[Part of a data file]
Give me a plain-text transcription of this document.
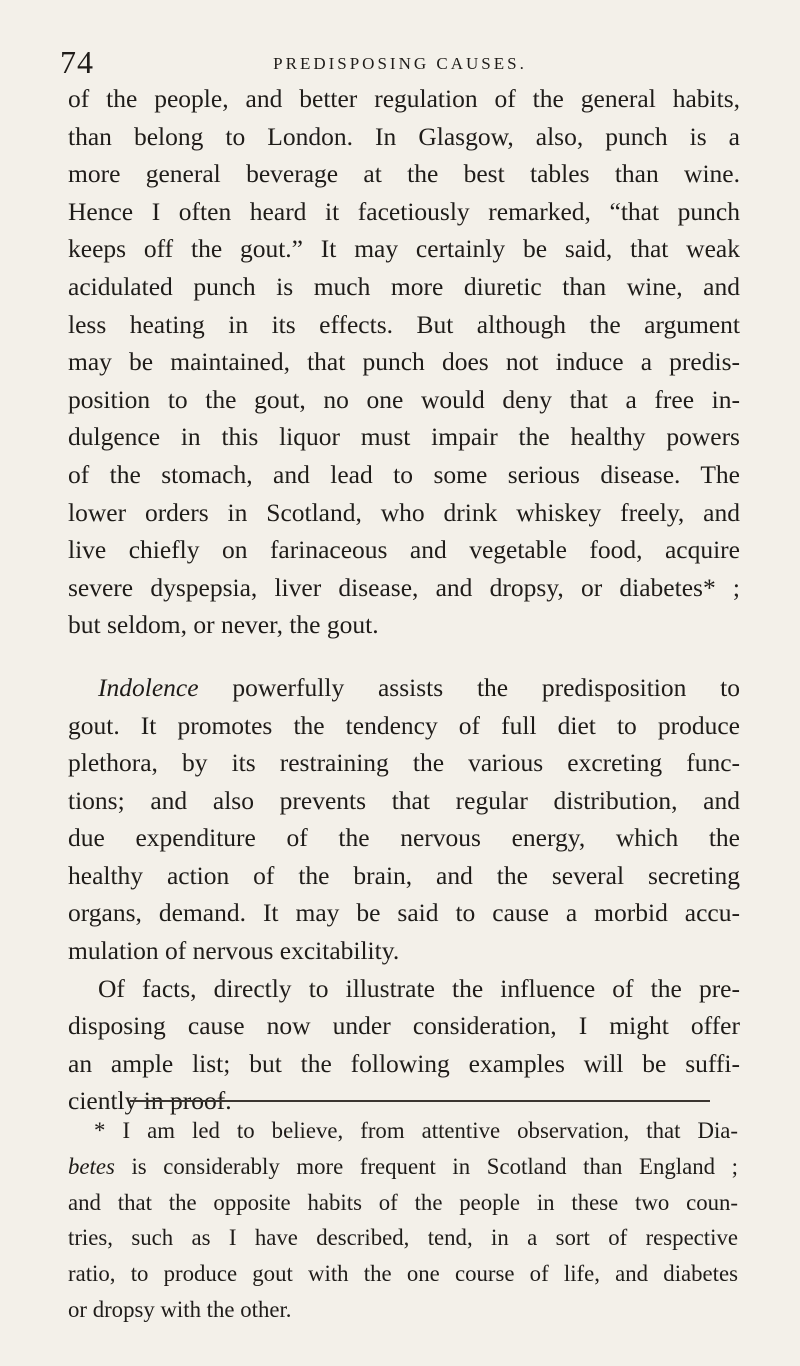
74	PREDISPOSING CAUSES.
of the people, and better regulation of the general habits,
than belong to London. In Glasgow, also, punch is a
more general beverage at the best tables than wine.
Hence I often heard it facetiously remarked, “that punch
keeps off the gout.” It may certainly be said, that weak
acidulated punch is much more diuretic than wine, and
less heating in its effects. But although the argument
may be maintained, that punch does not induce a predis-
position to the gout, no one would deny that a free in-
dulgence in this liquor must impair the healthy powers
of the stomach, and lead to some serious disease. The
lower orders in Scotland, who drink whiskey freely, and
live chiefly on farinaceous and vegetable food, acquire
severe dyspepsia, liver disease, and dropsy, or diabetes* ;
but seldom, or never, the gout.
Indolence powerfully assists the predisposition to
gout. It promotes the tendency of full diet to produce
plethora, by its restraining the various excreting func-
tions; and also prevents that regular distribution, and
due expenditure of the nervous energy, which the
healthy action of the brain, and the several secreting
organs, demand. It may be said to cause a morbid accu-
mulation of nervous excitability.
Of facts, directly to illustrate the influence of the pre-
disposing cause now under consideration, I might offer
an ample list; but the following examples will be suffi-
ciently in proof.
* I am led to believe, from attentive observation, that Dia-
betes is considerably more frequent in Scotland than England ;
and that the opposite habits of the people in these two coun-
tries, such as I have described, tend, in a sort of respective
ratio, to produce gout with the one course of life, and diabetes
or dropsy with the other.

**Exercise directions:** Leave out every picture and copy the rest of the records exactly.

**Reply to the exercise:**
Give me a plain-text transcription of this document.
74	PREDISPOSING CAUSES.
of the people, and better regulation of the general habits,
than belong to London. In Glasgow, also, punch is a
more general beverage at the best tables than wine.
Hence I often heard it facetiously remarked, “that punch
keeps off the gout.” It may certainly be said, that weak
acidulated punch is much more diuretic than wine, and
less heating in its effects. But although the argument
may be maintained, that punch does not induce a predis-
position to the gout, no one would deny that a free in-
dulgence in this liquor must impair the healthy powers
of the stomach, and lead to some serious disease. The
lower orders in Scotland, who drink whiskey freely, and
live chiefly on farinaceous and vegetable food, acquire
severe dyspepsia, liver disease, and dropsy, or diabetes* ;
but seldom, or never, the gout.
Indolence powerfully assists the predisposition to
gout. It promotes the tendency of full diet to produce
plethora, by its restraining the various excreting func-
tions; and also prevents that regular distribution, and
due expenditure of the nervous energy, which the
healthy action of the brain, and the several secreting
organs, demand. It may be said to cause a morbid accu-
mulation of nervous excitability.
Of facts, directly to illustrate the influence of the pre-
disposing cause now under consideration, I might offer
an ample list; but the following examples will be suffi-
ciently in proof.
* I am led to believe, from attentive observation, that Dia-
betes is considerably more frequent in Scotland than England ;
and that the opposite habits of the people in these two coun-
tries, such as I have described, tend, in a sort of respective
ratio, to produce gout with the one course of life, and diabetes
or dropsy with the other.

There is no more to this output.